Lines before the one containing "Decode this image" are excluded; print that line and every line after it through the end of the material below, exactly.

Dataset entries
** START **
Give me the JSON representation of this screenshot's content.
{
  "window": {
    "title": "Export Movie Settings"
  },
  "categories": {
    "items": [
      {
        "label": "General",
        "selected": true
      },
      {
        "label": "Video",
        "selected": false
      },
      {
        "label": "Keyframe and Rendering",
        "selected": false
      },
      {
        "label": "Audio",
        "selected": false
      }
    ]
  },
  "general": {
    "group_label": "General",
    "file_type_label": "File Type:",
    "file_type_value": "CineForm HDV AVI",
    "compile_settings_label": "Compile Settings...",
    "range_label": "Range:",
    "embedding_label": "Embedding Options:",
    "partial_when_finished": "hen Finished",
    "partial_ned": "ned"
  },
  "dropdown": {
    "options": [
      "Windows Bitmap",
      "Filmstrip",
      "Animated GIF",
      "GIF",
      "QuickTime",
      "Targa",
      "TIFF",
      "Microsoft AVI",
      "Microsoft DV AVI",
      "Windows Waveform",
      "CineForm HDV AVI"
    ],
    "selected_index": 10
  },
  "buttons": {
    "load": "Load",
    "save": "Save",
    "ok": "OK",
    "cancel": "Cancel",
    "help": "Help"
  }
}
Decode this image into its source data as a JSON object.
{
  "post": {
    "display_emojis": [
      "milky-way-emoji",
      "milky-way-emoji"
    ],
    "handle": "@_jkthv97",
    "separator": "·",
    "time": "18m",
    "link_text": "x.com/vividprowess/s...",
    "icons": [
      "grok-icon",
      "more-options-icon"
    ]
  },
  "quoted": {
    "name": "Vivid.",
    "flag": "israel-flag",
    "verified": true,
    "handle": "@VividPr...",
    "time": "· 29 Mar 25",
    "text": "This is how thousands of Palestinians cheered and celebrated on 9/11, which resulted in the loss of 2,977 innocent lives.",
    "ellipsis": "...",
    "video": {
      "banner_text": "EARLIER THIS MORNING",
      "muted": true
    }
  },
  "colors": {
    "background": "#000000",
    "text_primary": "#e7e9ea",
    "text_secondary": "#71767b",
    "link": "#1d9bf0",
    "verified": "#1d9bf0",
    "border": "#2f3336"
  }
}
** END **
OUTPUT FOR THIS EXERCISE ->
Decode this image into its source data as a JSON object.
{
  "post": {
    "display_emojis": [
      "milky-way-emoji",
      "milky-way-emoji"
    ],
    "handle": "@_jkthv97",
    "separator": "·",
    "time": "18m",
    "link_text": "x.com/vividprowess/s...",
    "icons": [
      "grok-icon",
      "more-options-icon"
    ]
  },
  "quoted": {
    "name": "Vivid.",
    "flag": "israel-flag",
    "verified": true,
    "handle": "@VividPr...",
    "time": "· 29 Mar 25",
    "text": "This is how thousands of Palestinians cheered and celebrated on 9/11, which resulted in the loss of 2,977 innocent lives.",
    "ellipsis": "...",
    "video": {
      "banner_text": "EARLIER THIS MORNING",
      "muted": true
    }
  },
  "colors": {
    "background": "#000000",
    "text_primary": "#e7e9ea",
    "text_secondary": "#71767b",
    "link": "#1d9bf0",
    "verified": "#1d9bf0",
    "border": "#2f3336"
  }
}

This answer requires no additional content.